What this task involves -
Identify each line containing the word "trace" and copy it.

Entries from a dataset
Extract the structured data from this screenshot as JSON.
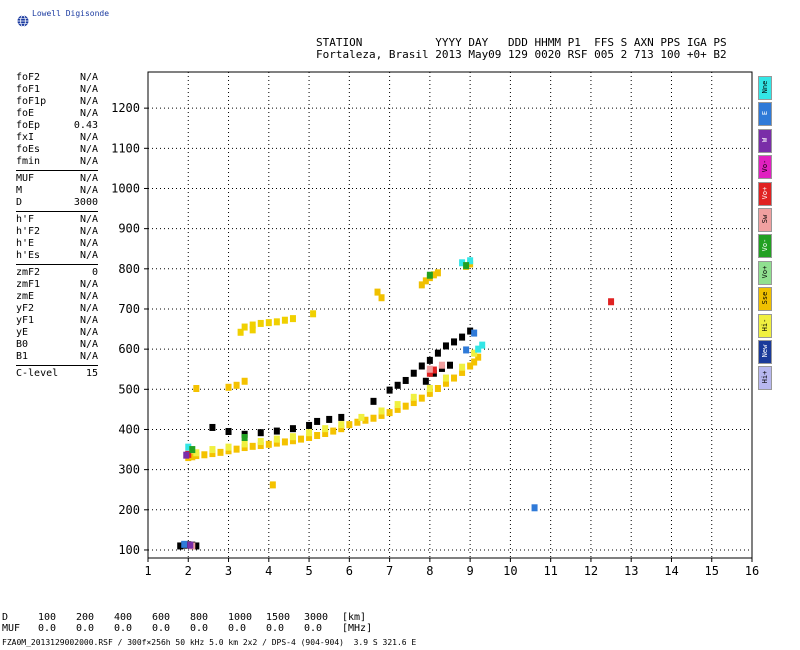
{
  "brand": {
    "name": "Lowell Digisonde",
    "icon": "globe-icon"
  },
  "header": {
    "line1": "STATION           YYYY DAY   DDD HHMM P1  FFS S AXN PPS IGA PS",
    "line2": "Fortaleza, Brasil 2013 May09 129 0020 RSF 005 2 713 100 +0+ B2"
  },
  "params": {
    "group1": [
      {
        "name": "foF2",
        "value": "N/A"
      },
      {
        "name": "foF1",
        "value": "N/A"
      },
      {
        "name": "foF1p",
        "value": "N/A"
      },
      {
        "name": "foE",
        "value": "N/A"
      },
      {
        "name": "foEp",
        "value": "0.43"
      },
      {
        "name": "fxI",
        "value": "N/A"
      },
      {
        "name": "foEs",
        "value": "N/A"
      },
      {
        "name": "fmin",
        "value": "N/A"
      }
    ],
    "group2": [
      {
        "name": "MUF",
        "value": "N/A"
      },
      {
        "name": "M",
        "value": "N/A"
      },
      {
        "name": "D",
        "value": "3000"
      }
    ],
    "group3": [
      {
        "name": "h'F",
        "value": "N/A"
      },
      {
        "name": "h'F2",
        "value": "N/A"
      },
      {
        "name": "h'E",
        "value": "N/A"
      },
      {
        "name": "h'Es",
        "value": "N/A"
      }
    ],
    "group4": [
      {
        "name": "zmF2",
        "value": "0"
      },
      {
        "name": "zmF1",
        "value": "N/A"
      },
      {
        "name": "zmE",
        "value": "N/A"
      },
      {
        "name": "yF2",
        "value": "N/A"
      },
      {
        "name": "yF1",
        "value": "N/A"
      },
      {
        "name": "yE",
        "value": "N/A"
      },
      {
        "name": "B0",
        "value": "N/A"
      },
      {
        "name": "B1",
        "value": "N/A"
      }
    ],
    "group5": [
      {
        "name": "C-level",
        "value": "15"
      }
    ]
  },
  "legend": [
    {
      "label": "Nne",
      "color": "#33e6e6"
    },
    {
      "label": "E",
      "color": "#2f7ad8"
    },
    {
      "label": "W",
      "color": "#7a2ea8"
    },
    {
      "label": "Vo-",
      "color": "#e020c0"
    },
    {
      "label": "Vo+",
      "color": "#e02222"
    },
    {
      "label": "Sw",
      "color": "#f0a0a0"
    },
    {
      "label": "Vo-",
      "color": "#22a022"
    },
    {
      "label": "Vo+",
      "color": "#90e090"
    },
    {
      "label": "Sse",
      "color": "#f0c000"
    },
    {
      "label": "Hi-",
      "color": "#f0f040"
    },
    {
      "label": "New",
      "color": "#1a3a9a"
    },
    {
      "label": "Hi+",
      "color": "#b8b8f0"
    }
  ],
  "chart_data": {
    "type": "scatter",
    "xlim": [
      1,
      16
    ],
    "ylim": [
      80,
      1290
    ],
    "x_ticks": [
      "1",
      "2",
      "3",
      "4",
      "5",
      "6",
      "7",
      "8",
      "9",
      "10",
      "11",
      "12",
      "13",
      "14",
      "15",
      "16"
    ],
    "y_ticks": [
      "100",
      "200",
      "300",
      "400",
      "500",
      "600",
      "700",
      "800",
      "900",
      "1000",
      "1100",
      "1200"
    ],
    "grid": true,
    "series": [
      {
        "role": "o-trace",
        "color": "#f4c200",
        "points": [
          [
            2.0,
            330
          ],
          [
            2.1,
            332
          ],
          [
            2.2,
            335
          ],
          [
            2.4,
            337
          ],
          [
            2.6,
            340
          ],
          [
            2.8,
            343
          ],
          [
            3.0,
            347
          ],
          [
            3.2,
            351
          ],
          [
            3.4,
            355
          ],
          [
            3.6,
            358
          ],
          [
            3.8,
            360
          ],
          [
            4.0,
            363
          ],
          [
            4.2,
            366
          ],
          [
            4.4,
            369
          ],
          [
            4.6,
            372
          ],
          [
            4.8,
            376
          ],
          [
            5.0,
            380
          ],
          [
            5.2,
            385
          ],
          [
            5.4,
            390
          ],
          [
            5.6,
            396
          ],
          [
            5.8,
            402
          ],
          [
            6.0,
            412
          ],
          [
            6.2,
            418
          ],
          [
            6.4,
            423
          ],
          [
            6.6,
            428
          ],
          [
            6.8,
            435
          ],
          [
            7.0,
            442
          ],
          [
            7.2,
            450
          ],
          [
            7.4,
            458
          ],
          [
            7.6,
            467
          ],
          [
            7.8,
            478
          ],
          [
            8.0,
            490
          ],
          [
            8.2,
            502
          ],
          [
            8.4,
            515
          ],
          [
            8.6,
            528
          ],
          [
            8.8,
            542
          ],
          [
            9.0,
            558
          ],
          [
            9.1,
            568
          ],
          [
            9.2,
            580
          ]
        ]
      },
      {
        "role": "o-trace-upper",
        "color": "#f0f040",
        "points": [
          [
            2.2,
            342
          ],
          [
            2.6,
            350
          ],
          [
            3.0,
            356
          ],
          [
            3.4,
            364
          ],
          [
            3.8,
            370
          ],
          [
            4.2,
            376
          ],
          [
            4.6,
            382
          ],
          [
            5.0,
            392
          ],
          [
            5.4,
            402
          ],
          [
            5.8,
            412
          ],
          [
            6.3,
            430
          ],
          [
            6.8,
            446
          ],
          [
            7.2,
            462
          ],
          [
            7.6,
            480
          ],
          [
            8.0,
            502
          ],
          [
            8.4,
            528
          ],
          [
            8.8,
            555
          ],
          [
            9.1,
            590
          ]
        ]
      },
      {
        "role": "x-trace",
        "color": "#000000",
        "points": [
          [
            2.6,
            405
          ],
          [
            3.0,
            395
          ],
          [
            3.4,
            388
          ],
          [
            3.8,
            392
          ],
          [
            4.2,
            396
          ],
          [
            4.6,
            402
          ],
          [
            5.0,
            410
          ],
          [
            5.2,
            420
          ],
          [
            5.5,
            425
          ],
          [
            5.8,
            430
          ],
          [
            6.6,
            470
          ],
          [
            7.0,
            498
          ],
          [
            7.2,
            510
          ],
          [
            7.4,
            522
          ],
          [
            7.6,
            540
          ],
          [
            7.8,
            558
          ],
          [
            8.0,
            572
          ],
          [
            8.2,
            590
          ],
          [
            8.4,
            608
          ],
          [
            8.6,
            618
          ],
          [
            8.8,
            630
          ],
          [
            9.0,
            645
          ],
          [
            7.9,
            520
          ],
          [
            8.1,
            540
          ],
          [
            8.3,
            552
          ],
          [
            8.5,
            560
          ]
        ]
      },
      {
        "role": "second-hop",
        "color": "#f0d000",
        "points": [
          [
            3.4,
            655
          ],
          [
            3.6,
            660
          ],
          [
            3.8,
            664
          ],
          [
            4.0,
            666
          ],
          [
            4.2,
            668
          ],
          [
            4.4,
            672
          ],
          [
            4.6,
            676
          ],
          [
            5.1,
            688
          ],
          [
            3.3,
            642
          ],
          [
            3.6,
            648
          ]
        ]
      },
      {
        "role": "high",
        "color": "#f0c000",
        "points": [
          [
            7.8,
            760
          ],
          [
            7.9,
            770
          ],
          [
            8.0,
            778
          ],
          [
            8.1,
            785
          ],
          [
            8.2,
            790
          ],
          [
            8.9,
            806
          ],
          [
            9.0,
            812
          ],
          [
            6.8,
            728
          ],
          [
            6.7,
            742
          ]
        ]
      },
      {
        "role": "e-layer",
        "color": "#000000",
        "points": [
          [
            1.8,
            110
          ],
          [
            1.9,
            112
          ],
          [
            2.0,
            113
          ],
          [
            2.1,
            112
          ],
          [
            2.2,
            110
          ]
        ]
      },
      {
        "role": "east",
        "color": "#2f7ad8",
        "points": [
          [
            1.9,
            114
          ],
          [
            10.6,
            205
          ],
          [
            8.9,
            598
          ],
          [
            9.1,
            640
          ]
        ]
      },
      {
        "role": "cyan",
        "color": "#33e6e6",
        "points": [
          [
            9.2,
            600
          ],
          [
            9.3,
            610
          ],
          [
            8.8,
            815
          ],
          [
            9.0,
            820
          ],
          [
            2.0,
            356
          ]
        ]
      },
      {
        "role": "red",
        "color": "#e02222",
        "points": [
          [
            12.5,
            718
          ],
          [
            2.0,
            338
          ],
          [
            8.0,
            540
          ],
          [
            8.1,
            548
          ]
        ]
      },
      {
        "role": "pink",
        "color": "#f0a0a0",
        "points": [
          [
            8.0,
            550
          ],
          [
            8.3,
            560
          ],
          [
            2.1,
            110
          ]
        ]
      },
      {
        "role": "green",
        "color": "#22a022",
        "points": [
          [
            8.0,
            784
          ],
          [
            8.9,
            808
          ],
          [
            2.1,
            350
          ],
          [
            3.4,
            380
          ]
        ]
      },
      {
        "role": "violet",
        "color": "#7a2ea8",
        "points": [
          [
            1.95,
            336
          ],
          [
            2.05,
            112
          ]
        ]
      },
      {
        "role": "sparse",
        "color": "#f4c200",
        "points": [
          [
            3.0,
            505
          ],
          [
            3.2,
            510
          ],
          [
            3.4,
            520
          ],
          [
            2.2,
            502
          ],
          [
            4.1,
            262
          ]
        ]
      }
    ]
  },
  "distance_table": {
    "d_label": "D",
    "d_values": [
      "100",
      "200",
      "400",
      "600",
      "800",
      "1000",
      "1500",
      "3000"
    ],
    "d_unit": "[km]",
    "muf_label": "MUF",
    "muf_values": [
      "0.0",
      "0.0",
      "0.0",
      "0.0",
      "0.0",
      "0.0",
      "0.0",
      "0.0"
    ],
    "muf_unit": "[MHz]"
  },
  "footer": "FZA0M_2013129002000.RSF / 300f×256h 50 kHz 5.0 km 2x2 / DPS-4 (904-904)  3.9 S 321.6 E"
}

Solution below -
        "role": "o-trace",
        "role": "o-trace-upper",
        "role": "x-trace",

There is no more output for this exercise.